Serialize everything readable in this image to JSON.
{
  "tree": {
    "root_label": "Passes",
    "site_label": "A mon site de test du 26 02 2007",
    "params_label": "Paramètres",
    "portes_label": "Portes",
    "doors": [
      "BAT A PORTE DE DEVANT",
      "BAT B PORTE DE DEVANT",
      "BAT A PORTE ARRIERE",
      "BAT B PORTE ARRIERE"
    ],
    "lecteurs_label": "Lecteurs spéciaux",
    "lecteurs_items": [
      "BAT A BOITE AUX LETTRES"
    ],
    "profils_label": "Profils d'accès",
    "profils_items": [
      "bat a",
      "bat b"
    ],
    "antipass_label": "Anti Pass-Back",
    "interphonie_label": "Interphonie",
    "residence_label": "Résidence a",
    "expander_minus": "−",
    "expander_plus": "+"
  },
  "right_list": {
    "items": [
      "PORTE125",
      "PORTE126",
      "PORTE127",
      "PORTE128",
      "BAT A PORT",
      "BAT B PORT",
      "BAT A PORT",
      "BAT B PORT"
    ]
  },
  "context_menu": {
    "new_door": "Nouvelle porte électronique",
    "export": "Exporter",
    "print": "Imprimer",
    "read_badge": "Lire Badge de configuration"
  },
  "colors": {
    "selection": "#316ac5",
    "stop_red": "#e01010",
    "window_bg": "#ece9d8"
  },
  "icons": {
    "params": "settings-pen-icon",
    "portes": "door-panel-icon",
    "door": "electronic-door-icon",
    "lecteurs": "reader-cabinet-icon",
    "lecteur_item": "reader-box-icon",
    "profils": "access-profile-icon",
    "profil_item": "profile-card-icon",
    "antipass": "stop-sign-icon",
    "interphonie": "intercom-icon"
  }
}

• • • •

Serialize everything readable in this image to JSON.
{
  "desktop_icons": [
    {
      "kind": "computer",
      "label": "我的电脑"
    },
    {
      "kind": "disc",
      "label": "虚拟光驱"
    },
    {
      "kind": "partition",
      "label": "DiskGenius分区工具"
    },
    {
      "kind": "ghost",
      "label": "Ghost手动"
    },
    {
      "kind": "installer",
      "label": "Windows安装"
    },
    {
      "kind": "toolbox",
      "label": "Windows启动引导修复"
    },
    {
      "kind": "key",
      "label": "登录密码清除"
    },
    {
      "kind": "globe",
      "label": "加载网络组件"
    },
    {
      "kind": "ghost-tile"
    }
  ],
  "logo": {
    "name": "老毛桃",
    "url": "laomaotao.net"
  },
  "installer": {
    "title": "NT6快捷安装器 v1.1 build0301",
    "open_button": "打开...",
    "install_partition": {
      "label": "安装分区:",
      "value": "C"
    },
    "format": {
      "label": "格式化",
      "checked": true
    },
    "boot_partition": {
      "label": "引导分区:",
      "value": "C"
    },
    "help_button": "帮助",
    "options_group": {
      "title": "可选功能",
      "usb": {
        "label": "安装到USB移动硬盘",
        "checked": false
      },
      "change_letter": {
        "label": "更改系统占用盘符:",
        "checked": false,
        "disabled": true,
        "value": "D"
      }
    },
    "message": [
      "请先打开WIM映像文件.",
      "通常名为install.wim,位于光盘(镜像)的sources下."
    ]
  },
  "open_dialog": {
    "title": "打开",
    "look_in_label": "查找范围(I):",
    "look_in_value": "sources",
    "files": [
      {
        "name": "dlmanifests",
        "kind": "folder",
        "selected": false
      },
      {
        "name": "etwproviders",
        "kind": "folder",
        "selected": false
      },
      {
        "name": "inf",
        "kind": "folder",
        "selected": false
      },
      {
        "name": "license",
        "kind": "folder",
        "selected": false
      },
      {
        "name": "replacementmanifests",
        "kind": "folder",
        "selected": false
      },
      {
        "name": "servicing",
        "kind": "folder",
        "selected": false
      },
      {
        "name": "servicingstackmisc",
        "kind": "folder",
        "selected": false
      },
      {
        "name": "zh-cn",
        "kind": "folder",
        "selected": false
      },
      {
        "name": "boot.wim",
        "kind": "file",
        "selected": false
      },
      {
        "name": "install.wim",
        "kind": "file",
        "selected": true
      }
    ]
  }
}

• • • •

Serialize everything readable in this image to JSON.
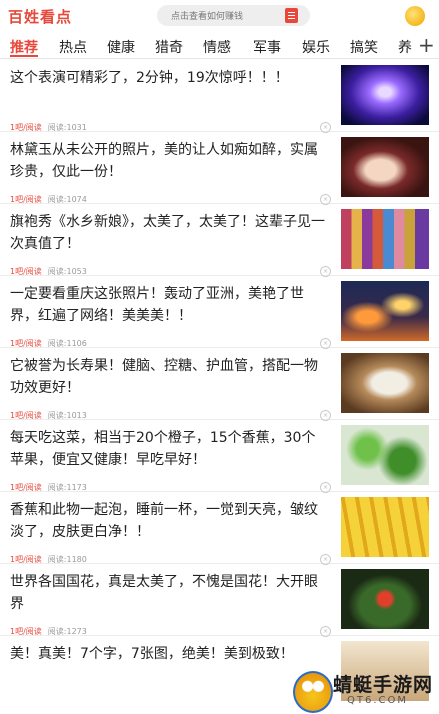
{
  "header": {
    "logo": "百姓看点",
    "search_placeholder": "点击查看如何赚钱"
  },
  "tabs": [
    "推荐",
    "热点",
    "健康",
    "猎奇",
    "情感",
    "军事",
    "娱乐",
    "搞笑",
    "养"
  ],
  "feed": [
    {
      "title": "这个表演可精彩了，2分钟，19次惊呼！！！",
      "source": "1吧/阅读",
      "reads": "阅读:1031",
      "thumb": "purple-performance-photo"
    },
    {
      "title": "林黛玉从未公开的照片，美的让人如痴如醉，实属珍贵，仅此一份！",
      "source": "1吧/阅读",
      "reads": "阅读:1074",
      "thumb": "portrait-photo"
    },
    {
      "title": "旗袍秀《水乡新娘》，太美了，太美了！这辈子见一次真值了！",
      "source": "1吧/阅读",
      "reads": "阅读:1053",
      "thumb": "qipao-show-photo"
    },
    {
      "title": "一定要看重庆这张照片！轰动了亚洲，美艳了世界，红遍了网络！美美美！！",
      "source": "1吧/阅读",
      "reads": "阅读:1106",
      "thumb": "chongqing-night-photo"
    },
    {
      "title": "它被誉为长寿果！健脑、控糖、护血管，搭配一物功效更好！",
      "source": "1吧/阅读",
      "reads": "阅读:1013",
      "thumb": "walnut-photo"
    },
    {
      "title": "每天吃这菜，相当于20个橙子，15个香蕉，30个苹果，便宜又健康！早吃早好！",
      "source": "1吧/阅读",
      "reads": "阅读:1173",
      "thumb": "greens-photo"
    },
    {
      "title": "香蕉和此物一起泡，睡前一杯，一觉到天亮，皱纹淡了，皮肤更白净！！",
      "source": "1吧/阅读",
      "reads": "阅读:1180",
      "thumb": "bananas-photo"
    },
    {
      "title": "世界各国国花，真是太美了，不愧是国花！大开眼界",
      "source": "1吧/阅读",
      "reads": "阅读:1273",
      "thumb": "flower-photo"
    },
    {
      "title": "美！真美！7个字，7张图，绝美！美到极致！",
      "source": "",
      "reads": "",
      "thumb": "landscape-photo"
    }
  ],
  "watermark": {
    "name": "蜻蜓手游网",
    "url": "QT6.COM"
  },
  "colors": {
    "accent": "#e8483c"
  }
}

• • • •

**DIRECTIVE:**
Pull out all lines containing "reads".

**FINAL RESULT:**
      "reads": "阅读:1031",
      "reads": "阅读:1074",
      "reads": "阅读:1053",
      "reads": "阅读:1106",
      "reads": "阅读:1013",
      "reads": "阅读:1173",
      "reads": "阅读:1180",
      "reads": "阅读:1273",
      "reads": "",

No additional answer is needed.